* Given request: Read the data and repeat it in full, exactly.

* Data shown:
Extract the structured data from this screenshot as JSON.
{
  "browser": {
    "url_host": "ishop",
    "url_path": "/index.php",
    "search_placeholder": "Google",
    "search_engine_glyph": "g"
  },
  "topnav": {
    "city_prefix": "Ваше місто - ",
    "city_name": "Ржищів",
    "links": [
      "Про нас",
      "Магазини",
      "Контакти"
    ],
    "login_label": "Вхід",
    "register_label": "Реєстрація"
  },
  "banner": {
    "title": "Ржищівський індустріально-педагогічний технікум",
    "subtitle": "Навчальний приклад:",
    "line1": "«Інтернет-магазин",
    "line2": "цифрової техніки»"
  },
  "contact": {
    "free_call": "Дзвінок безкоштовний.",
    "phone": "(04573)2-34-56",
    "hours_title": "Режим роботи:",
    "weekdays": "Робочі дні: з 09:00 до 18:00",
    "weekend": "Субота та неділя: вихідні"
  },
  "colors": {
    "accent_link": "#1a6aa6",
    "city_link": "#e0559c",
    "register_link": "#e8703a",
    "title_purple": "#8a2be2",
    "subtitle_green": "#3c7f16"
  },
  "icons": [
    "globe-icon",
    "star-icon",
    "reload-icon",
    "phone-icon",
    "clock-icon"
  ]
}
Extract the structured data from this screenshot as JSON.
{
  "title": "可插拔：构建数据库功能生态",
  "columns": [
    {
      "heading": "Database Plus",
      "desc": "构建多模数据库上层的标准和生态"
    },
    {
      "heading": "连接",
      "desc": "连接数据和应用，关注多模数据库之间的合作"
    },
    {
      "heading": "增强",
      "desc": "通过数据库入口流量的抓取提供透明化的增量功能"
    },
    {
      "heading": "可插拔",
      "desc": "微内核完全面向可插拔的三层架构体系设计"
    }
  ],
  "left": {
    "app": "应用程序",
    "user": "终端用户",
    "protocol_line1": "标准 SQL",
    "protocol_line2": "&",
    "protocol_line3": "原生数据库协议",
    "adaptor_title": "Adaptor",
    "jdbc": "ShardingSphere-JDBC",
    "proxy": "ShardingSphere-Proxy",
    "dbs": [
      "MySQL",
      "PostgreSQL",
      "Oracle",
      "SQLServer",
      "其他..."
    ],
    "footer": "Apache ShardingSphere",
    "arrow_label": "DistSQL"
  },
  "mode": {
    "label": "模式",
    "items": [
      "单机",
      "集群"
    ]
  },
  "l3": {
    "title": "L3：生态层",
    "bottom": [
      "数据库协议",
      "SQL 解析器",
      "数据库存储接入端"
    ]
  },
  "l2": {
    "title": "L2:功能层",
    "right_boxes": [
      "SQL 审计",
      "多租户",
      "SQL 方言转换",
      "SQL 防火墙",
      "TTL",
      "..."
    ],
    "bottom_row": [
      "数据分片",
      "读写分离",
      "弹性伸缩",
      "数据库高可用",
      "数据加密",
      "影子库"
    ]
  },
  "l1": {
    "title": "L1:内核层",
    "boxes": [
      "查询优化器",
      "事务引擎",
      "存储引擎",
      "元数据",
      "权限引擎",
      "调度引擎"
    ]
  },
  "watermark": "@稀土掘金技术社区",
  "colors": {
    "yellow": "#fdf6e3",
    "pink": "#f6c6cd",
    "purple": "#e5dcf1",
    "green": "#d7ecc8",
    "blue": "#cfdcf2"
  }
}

* Written solution:
Extract the structured data from this screenshot as JSON.
{
  "browser": {
    "url_host": "ishop",
    "url_path": "/index.php",
    "search_placeholder": "Google",
    "search_engine_glyph": "g"
  },
  "topnav": {
    "city_prefix": "Ваше місто - ",
    "city_name": "Ржищів",
    "links": [
      "Про нас",
      "Магазини",
      "Контакти"
    ],
    "login_label": "Вхід",
    "register_label": "Реєстрація"
  },
  "banner": {
    "title": "Ржищівський індустріально-педагогічний технікум",
    "subtitle": "Навчальний приклад:",
    "line1": "«Інтернет-магазин",
    "line2": "цифрової техніки»"
  },
  "contact": {
    "free_call": "Дзвінок безкоштовний.",
    "phone": "(04573)2-34-56",
    "hours_title": "Режим роботи:",
    "weekdays": "Робочі дні: з 09:00 до 18:00",
    "weekend": "Субота та неділя: вихідні"
  },
  "colors": {
    "accent_link": "#1a6aa6",
    "city_link": "#e0559c",
    "register_link": "#e8703a",
    "title_purple": "#8a2be2",
    "subtitle_green": "#3c7f16"
  },
  "icons": [
    "globe-icon",
    "star-icon",
    "reload-icon",
    "phone-icon",
    "clock-icon"
  ]
}
Extract the structured data from this screenshot as JSON.
{
  "title": "可插拔：构建数据库功能生态",
  "columns": [
    {
      "heading": "Database Plus",
      "desc": "构建多模数据库上层的标准和生态"
    },
    {
      "heading": "连接",
      "desc": "连接数据和应用，关注多模数据库之间的合作"
    },
    {
      "heading": "增强",
      "desc": "通过数据库入口流量的抓取提供透明化的增量功能"
    },
    {
      "heading": "可插拔",
      "desc": "微内核完全面向可插拔的三层架构体系设计"
    }
  ],
  "left": {
    "app": "应用程序",
    "user": "终端用户",
    "protocol_line1": "标准 SQL",
    "protocol_line2": "&",
    "protocol_line3": "原生数据库协议",
    "adaptor_title": "Adaptor",
    "jdbc": "ShardingSphere-JDBC",
    "proxy": "ShardingSphere-Proxy",
    "dbs": [
      "MySQL",
      "PostgreSQL",
      "Oracle",
      "SQLServer",
      "其他..."
    ],
    "footer": "Apache ShardingSphere",
    "arrow_label": "DistSQL"
  },
  "mode": {
    "label": "模式",
    "items": [
      "单机",
      "集群"
    ]
  },
  "l3": {
    "title": "L3：生态层",
    "bottom": [
      "数据库协议",
      "SQL 解析器",
      "数据库存储接入端"
    ]
  },
  "l2": {
    "title": "L2:功能层",
    "right_boxes": [
      "SQL 审计",
      "多租户",
      "SQL 方言转换",
      "SQL 防火墙",
      "TTL",
      "..."
    ],
    "bottom_row": [
      "数据分片",
      "读写分离",
      "弹性伸缩",
      "数据库高可用",
      "数据加密",
      "影子库"
    ]
  },
  "l1": {
    "title": "L1:内核层",
    "boxes": [
      "查询优化器",
      "事务引擎",
      "存储引擎",
      "元数据",
      "权限引擎",
      "调度引擎"
    ]
  },
  "watermark": "@稀土掘金技术社区",
  "colors": {
    "yellow": "#fdf6e3",
    "pink": "#f6c6cd",
    "purple": "#e5dcf1",
    "green": "#d7ecc8",
    "blue": "#cfdcf2"
  }
}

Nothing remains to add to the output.